◆ Text segment:
***
On 5/28/14, 9:39 AM, Bill Havanki wrote:
Thanks Josh!

- This is indeed under CDH 4.6.0. If there is a particular line number you
want to see code for, just name it and I'll look it up.

I was generally curious to see what kind of batching the DfsOutputStream does (it looked like it was checksumming small chunks of data), but I can look into that some more to satisfy my curiosity.

- Re #2, the test client is sending mutations of only one cell each, so a
mutation should be 100 MB + a little, due to the large value. It's
inefficient, but it seems to be a good idea just for getting this test to
survive. Maybe the logger code is hanging on to mutations in memory before
writing them out? (That would surprise me, but I dunno.)

Well, I think you're going to have to be able to keep "about" two copies in memory (what I was trying to get at before). The tserver is going to get the Mutation objects from the client. So, that's one instance of, say, 100MB. Before that write finishes, you'll also need to write those out to the WAL, which means that you'll be serializing each Mutation using the Writable methods, which, while it isn't quite the same as having a discrete object of that size on the heap, you're still writing out those bytes to the DataOutput which are going to be buffered through JVM heap.

Another fact I didn't mention is that I am running 2 writers and 2 readers
for the test. Perhaps 612 and 613 are the write threads, and then 615 is
one scan, which might leave 614 as the remains of the other scan, which has
already failed and is logging an OOME (which is what the monitor shows)?

Perhaps! That might make sense.

My thought from looking at this again is that Thrift is running out of
space forming the scan result message as it fills up a
ByteArrayOutputStream. Maybe there is some way to force Thrift to break
things up?

I don't know of anything inside of thrift that we could use to do that.

Overall, though, what's your intent by testing this? Is it to have a better understanding of server-side memory usage? Generally speaking, if you have clients getting back 100MB values and the server is writing 100MB values, that would intuitively use up a bit of heap space.

I could see merit in constructing a general formula for memory consumption based on avg key-value size, number of threads available to read, number of threads available to write, and number of MinC/MajC threads. It probably wouldn't be much more valuable than a starting point due to variance, but it would be a starting point!

Thanks for burning cycles on this.

Bill


On Tue, May 27, 2014 at 7:11 PM, Josh Elser <[email protected]> wrote:

Well, for this one, it looks to me that you have two threads writing data
(ClientPool 612 and 613), with 612 being blocked by 613. There are two
threads reading data, but they both appear to be in nativemap code, so I
don't expect too much memory usage from them. ClientPool 615 is the thrift
call for one of those scans. I'm not quite sure what ClientPool 614 is
doing.
***
◆ Data lines:
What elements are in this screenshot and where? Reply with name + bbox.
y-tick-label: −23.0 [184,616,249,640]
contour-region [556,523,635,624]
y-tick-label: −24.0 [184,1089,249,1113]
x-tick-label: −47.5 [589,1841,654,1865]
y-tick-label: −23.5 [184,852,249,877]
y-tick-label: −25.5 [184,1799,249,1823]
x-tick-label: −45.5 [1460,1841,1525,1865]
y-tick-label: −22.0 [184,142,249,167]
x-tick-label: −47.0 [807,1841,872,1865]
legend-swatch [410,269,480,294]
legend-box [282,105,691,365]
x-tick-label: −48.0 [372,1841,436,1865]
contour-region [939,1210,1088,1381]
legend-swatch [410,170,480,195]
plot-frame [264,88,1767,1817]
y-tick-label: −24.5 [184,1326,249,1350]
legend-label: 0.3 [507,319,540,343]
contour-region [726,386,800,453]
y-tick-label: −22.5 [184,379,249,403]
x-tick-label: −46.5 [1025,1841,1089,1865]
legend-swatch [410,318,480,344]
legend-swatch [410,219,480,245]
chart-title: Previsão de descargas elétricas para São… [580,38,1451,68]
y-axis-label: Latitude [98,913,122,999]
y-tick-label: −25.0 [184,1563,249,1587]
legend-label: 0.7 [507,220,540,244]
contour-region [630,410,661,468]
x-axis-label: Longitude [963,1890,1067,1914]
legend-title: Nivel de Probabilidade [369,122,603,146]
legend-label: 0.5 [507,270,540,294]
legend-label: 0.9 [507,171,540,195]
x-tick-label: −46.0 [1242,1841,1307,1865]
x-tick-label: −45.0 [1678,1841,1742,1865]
***
◆ Brief 1:
Copy out the records, from their very first line down to and including the line that contains "chart-title: Previsão de".
◆ Brief 2:
Continue the mailing-list thread about server memory use during the 100 MB mutation test from the point where it stops.
The text and the records have nothing to do with each other.

◆ Reply 1:
What elements are in this screenshot and where? Reply with name + bbox.
y-tick-label: −23.0 [184,616,249,640]
contour-region [556,523,635,624]
y-tick-label: −24.0 [184,1089,249,1113]
x-tick-label: −47.5 [589,1841,654,1865]
y-tick-label: −23.5 [184,852,249,877]
y-tick-label: −25.5 [184,1799,249,1823]
x-tick-label: −45.5 [1460,1841,1525,1865]
y-tick-label: −22.0 [184,142,249,167]
x-tick-label: −47.0 [807,1841,872,1865]
legend-swatch [410,269,480,294]
legend-box [282,105,691,365]
x-tick-label: −48.0 [372,1841,436,1865]
contour-region [939,1210,1088,1381]
legend-swatch [410,170,480,195]
plot-frame [264,88,1767,1817]
y-tick-label: −24.5 [184,1326,249,1350]
legend-label: 0.3 [507,319,540,343]
contour-region [726,386,800,453]
y-tick-label: −22.5 [184,379,249,403]
x-tick-label: −46.5 [1025,1841,1089,1865]
legend-swatch [410,318,480,344]
legend-swatch [410,219,480,245]
chart-title: Previsão de descargas elétricas para São… [580,38,1451,68]

◆ Reply 2:
Much hunch is that 613 is what actually pushed you into the OOME. I can't
really say much more because I assume you're running on CDH as the line
numbers don't match up to the Hadoop sources I have locally.

I don't think there's much inside the logger code that will hold onto
duplicate mutations, so the two things I'm curious about are:

1. Any chunking/buffering done inside of the DFSOutputStream (and if we
should be using/configuring something differently). I see some signs of
this from the method names in the stack trace.

2. Figuring out a formula for sizes of Mutations that are directly (via
(Server)Mutation objects on heap) or indirectly (being written out to some
OutputStream, like the DfsOutputStream previously mentioned), relative to
the Accumulo configuration.

I imagine #2 is where the most value we could gain would come from.

Hopefully that brain dump is helpful :)


On 5/27/14, 6:19 PM, Bill Havanki wrote:

Stack traces are here:

https://gist.github.com/kbzod/e6e21ea15cf5670ba534

This time something showed up in the monitor, often there is no stack
trace
there. The thread dump is from setting ACCUMULO_KILL_CMD to "kill -3 %p".

Thanks again
Bill


On Tue, May 27, 2014 at 5:09 PM, Bill Havanki <[email protected]>
wrote:

  I left the default key size constraint in place. I had set the tserver
mesage size up from 1 GB to 1.5 GB, but it didn't help. (I forgot that
config item.)

Stack trace(s) coming up! I got tired of failures all day so I'm running
a
different test that will hopefully work. I'll re-break it shortly :D


On Tue, May 27, 2014 at 5:04 PM, Josh Elser <[email protected]>
wrote:

  Stack traces would definitely be helpful, IMO.

(or interesting if nothing else :D)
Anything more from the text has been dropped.